§ **Data section**
════

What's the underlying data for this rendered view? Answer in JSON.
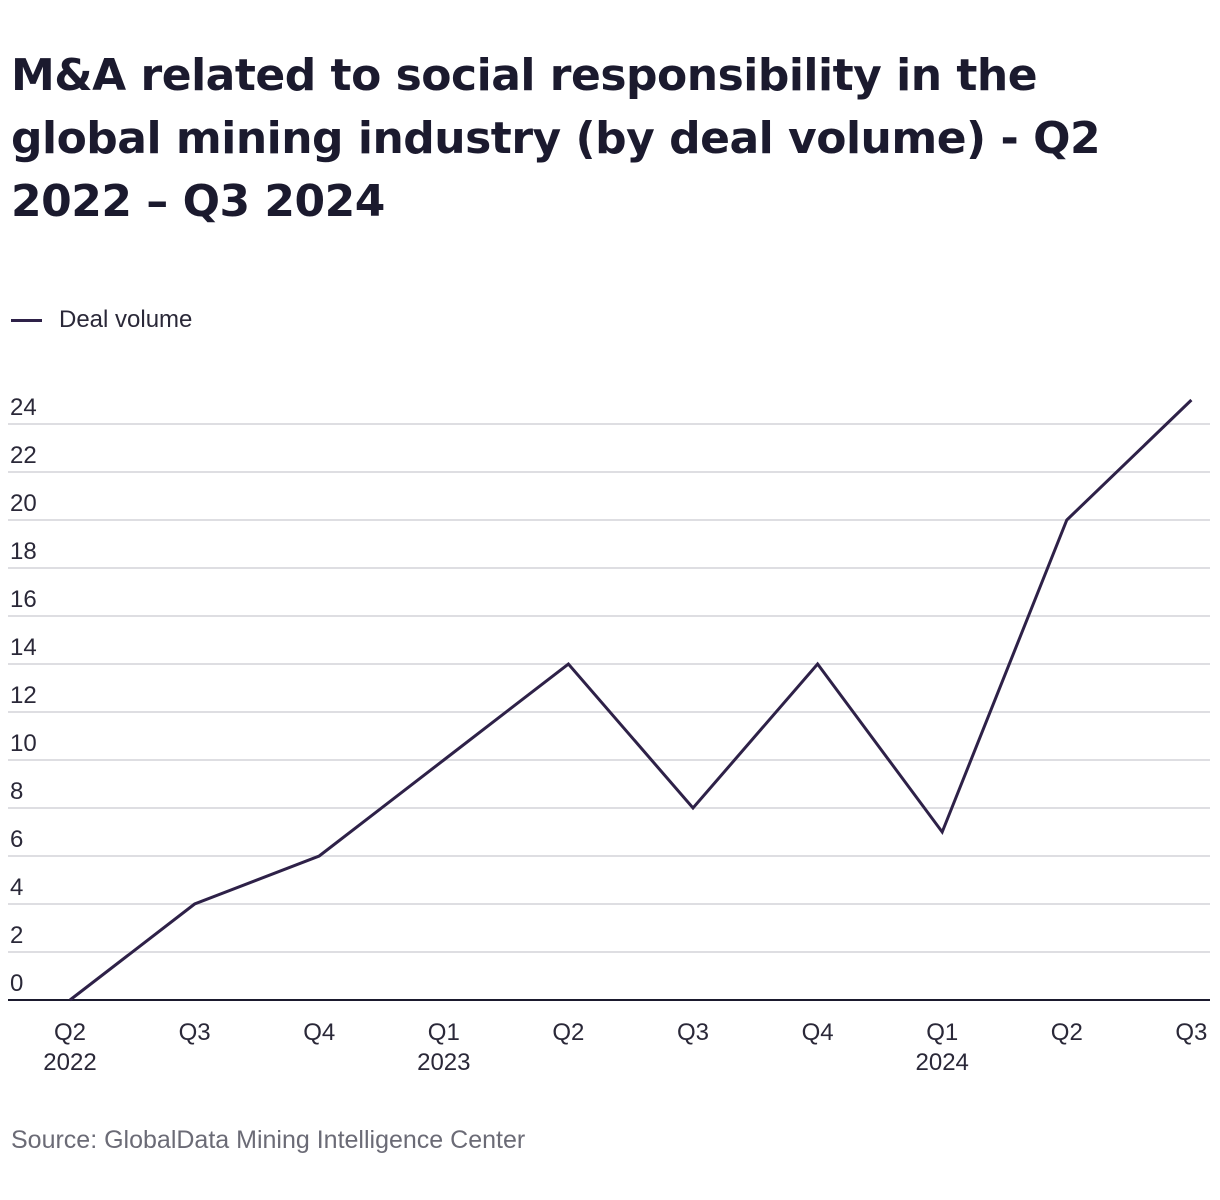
{
  "chart_data": {
    "type": "line",
    "title": "M&A related to social responsibility in the global mining industry (by deal volume) - Q2 2022 – Q3 2024",
    "categories": [
      {
        "quarter": "Q2",
        "year": "2022"
      },
      {
        "quarter": "Q3",
        "year": ""
      },
      {
        "quarter": "Q4",
        "year": ""
      },
      {
        "quarter": "Q1",
        "year": "2023"
      },
      {
        "quarter": "Q2",
        "year": ""
      },
      {
        "quarter": "Q3",
        "year": ""
      },
      {
        "quarter": "Q4",
        "year": ""
      },
      {
        "quarter": "Q1",
        "year": "2024"
      },
      {
        "quarter": "Q2",
        "year": ""
      },
      {
        "quarter": "Q3",
        "year": ""
      }
    ],
    "series": [
      {
        "name": "Deal volume",
        "values": [
          0,
          4,
          6,
          10,
          14,
          8,
          14,
          7,
          20,
          25
        ],
        "color": "#2e2148"
      }
    ],
    "yticks": [
      "0",
      "2",
      "4",
      "6",
      "8",
      "10",
      "12",
      "14",
      "16",
      "18",
      "20",
      "22",
      "24"
    ],
    "ylim": [
      0,
      25
    ],
    "grid": true,
    "legend_position": "top-left"
  },
  "source": "Source: GlobalData Mining Intelligence Center",
  "watermark": "GlobalData"
}
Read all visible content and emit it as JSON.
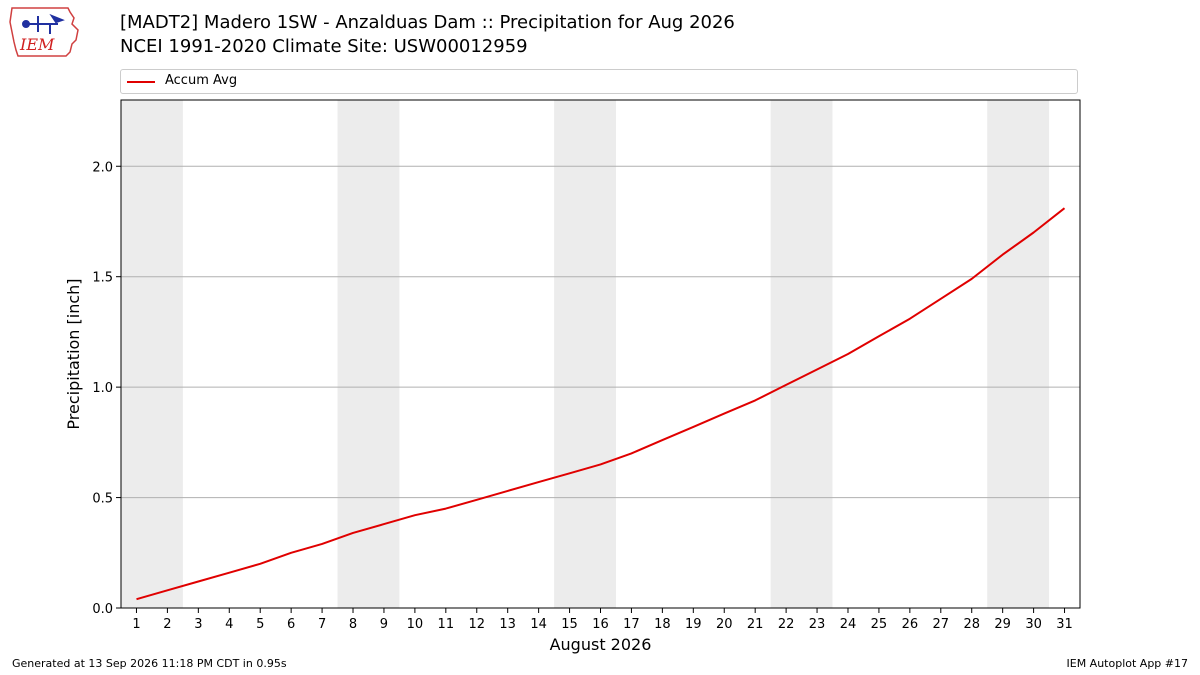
{
  "header": {
    "title_line1": "[MADT2] Madero 1SW - Anzalduas Dam :: Precipitation for Aug 2026",
    "title_line2": "NCEI 1991-2020 Climate Site: USW00012959",
    "logo_text": "IEM"
  },
  "footer": {
    "generated": "Generated at 13 Sep 2026 11:18 PM CDT in 0.95s",
    "app": "IEM Autoplot App #17"
  },
  "colors": {
    "series": "#e00000",
    "weekend_band": "#ececec",
    "grid": "#b0b0b0"
  },
  "chart_data": {
    "type": "line",
    "title": "[MADT2] Madero 1SW - Anzalduas Dam :: Precipitation for Aug 2026",
    "subtitle": "NCEI 1991-2020 Climate Site: USW00012959",
    "xlabel": "August 2026",
    "ylabel": "Precipitation [inch]",
    "x": [
      1,
      2,
      3,
      4,
      5,
      6,
      7,
      8,
      9,
      10,
      11,
      12,
      13,
      14,
      15,
      16,
      17,
      18,
      19,
      20,
      21,
      22,
      23,
      24,
      25,
      26,
      27,
      28,
      29,
      30,
      31
    ],
    "xlim": [
      0.5,
      31.5
    ],
    "ylim": [
      0,
      2.3
    ],
    "yticks": [
      0.0,
      0.5,
      1.0,
      1.5,
      2.0
    ],
    "ytick_labels": [
      "0.0",
      "0.5",
      "1.0",
      "1.5",
      "2.0"
    ],
    "grid": "y",
    "legend_position": "top",
    "weekend_bands": [
      [
        1,
        2
      ],
      [
        8,
        9
      ],
      [
        15,
        16
      ],
      [
        22,
        23
      ],
      [
        29,
        30
      ]
    ],
    "series": [
      {
        "name": "Accum Avg",
        "color": "#e00000",
        "values": [
          0.04,
          0.08,
          0.12,
          0.16,
          0.2,
          0.25,
          0.29,
          0.34,
          0.38,
          0.42,
          0.45,
          0.49,
          0.53,
          0.57,
          0.61,
          0.65,
          0.7,
          0.76,
          0.82,
          0.88,
          0.94,
          1.01,
          1.08,
          1.15,
          1.23,
          1.31,
          1.4,
          1.49,
          1.6,
          1.7,
          1.81
        ]
      }
    ]
  }
}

════

§ **What you will do**
Return all of the entries word for word, but omit the pictures.

§ **Exercise answer**
What's the underlying data for this rendered view? Answer in JSON.
{
  "chart_data": {
    "type": "line",
    "title": "M&A related to social responsibility in the global mining industry (by deal volume) - Q2 2022 – Q3 2024",
    "categories": [
      {
        "quarter": "Q2",
        "year": "2022"
      },
      {
        "quarter": "Q3",
        "year": ""
      },
      {
        "quarter": "Q4",
        "year": ""
      },
      {
        "quarter": "Q1",
        "year": "2023"
      },
      {
        "quarter": "Q2",
        "year": ""
      },
      {
        "quarter": "Q3",
        "year": ""
      },
      {
        "quarter": "Q4",
        "year": ""
      },
      {
        "quarter": "Q1",
        "year": "2024"
      },
      {
        "quarter": "Q2",
        "year": ""
      },
      {
        "quarter": "Q3",
        "year": ""
      }
    ],
    "series": [
      {
        "name": "Deal volume",
        "values": [
          0,
          4,
          6,
          10,
          14,
          8,
          14,
          7,
          20,
          25
        ],
        "color": "#2e2148"
      }
    ],
    "yticks": [
      "0",
      "2",
      "4",
      "6",
      "8",
      "10",
      "12",
      "14",
      "16",
      "18",
      "20",
      "22",
      "24"
    ],
    "ylim": [
      0,
      25
    ],
    "grid": true,
    "legend_position": "top-left"
  },
  "source": "Source: GlobalData Mining Intelligence Center",
  "watermark": "GlobalData"
}
Read all visible content and emit it as JSON.
{
  "header": {
    "title_line1": "[MADT2] Madero 1SW - Anzalduas Dam :: Precipitation for Aug 2026",
    "title_line2": "NCEI 1991-2020 Climate Site: USW00012959",
    "logo_text": "IEM"
  },
  "footer": {
    "generated": "Generated at 13 Sep 2026 11:18 PM CDT in 0.95s",
    "app": "IEM Autoplot App #17"
  },
  "colors": {
    "series": "#e00000",
    "weekend_band": "#ececec",
    "grid": "#b0b0b0"
  },
  "chart_data": {
    "type": "line",
    "title": "[MADT2] Madero 1SW - Anzalduas Dam :: Precipitation for Aug 2026",
    "subtitle": "NCEI 1991-2020 Climate Site: USW00012959",
    "xlabel": "August 2026",
    "ylabel": "Precipitation [inch]",
    "x": [
      1,
      2,
      3,
      4,
      5,
      6,
      7,
      8,
      9,
      10,
      11,
      12,
      13,
      14,
      15,
      16,
      17,
      18,
      19,
      20,
      21,
      22,
      23,
      24,
      25,
      26,
      27,
      28,
      29,
      30,
      31
    ],
    "xlim": [
      0.5,
      31.5
    ],
    "ylim": [
      0,
      2.3
    ],
    "yticks": [
      0.0,
      0.5,
      1.0,
      1.5,
      2.0
    ],
    "ytick_labels": [
      "0.0",
      "0.5",
      "1.0",
      "1.5",
      "2.0"
    ],
    "grid": "y",
    "legend_position": "top",
    "weekend_bands": [
      [
        1,
        2
      ],
      [
        8,
        9
      ],
      [
        15,
        16
      ],
      [
        22,
        23
      ],
      [
        29,
        30
      ]
    ],
    "series": [
      {
        "name": "Accum Avg",
        "color": "#e00000",
        "values": [
          0.04,
          0.08,
          0.12,
          0.16,
          0.2,
          0.25,
          0.29,
          0.34,
          0.38,
          0.42,
          0.45,
          0.49,
          0.53,
          0.57,
          0.61,
          0.65,
          0.7,
          0.76,
          0.82,
          0.88,
          0.94,
          1.01,
          1.08,
          1.15,
          1.23,
          1.31,
          1.4,
          1.49,
          1.6,
          1.7,
          1.81
        ]
      }
    ]
  }
}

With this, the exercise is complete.